■ INFORMATION PROVIDED
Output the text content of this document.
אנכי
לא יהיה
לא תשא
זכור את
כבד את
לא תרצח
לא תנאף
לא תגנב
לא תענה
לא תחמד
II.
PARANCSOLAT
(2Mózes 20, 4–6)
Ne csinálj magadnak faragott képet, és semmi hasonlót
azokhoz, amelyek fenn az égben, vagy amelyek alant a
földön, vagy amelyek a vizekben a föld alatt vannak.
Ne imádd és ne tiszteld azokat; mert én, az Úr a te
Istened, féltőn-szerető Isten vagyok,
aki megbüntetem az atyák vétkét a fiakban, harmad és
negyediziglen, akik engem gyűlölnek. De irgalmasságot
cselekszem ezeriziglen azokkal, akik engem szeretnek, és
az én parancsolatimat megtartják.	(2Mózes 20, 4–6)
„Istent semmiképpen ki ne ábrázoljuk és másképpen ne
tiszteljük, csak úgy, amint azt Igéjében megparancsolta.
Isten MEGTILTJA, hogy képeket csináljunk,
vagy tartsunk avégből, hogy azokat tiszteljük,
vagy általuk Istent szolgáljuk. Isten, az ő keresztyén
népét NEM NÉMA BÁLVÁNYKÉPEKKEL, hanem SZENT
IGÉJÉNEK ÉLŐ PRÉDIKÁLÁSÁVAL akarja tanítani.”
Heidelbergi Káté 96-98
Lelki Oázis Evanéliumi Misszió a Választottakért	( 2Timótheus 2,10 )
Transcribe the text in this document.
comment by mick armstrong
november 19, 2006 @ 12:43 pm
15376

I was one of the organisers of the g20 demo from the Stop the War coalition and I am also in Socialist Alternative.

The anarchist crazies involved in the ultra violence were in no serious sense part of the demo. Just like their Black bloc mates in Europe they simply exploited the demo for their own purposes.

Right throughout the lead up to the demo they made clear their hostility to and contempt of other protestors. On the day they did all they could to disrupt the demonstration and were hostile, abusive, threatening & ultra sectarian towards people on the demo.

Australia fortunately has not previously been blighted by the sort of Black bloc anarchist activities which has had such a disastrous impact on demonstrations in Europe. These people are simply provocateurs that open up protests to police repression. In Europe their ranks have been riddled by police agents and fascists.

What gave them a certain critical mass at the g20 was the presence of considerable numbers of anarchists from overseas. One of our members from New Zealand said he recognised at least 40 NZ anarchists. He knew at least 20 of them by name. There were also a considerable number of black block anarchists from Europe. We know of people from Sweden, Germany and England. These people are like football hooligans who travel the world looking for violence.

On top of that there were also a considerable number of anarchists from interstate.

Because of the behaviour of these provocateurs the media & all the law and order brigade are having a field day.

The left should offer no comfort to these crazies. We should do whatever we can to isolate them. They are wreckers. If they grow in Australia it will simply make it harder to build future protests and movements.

■ SET PROBLEM
Every entry should be output exactly as written, please.

■ EXPECTED OUTPUT
Output the text content of this document.
אנכי
לא יהיה
לא תשא
זכור את
כבד את
לא תרצח
לא תנאף
לא תגנב
לא תענה
לא תחמד
II.
PARANCSOLAT
(2Mózes 20, 4–6)
Ne csinálj magadnak faragott képet, és semmi hasonlót
azokhoz, amelyek fenn az égben, vagy amelyek alant a
földön, vagy amelyek a vizekben a föld alatt vannak.
Ne imádd és ne tiszteld azokat; mert én, az Úr a te
Istened, féltőn-szerető Isten vagyok,
aki megbüntetem az atyák vétkét a fiakban, harmad és
negyediziglen, akik engem gyűlölnek. De irgalmasságot
cselekszem ezeriziglen azokkal, akik engem szeretnek, és
az én parancsolatimat megtartják.	(2Mózes 20, 4–6)
„Istent semmiképpen ki ne ábrázoljuk és másképpen ne
tiszteljük, csak úgy, amint azt Igéjében megparancsolta.
Isten MEGTILTJA, hogy képeket csináljunk,
vagy tartsunk avégből, hogy azokat tiszteljük,
vagy általuk Istent szolgáljuk. Isten, az ő keresztyén
népét NEM NÉMA BÁLVÁNYKÉPEKKEL, hanem SZENT
IGÉJÉNEK ÉLŐ PRÉDIKÁLÁSÁVAL akarja tanítani.”
Heidelbergi Káté 96-98
Lelki Oázis Evanéliumi Misszió a Választottakért	( 2Timótheus 2,10 )
Transcribe the text in this document.
comment by mick armstrong
november 19, 2006 @ 12:43 pm
15376

I was one of the organisers of the g20 demo from the Stop the War coalition and I am also in Socialist Alternative.

The anarchist crazies involved in the ultra violence were in no serious sense part of the demo. Just like their Black bloc mates in Europe they simply exploited the demo for their own purposes.

Right throughout the lead up to the demo they made clear their hostility to and contempt of other protestors. On the day they did all they could to disrupt the demonstration and were hostile, abusive, threatening & ultra sectarian towards people on the demo.

Australia fortunately has not previously been blighted by the sort of Black bloc anarchist activities which has had such a disastrous impact on demonstrations in Europe. These people are simply provocateurs that open up protests to police repression. In Europe their ranks have been riddled by police agents and fascists.

What gave them a certain critical mass at the g20 was the presence of considerable numbers of anarchists from overseas. One of our members from New Zealand said he recognised at least 40 NZ anarchists. He knew at least 20 of them by name. There were also a considerable number of black block anarchists from Europe. We know of people from Sweden, Germany and England. These people are like football hooligans who travel the world looking for violence.

On top of that there were also a considerable number of anarchists from interstate.

Because of the behaviour of these provocateurs the media & all the law and order brigade are having a field day.

The left should offer no comfort to these crazies. We should do whatever we can to isolate them. They are wreckers. If they grow in Australia it will simply make it harder to build future protests and movements.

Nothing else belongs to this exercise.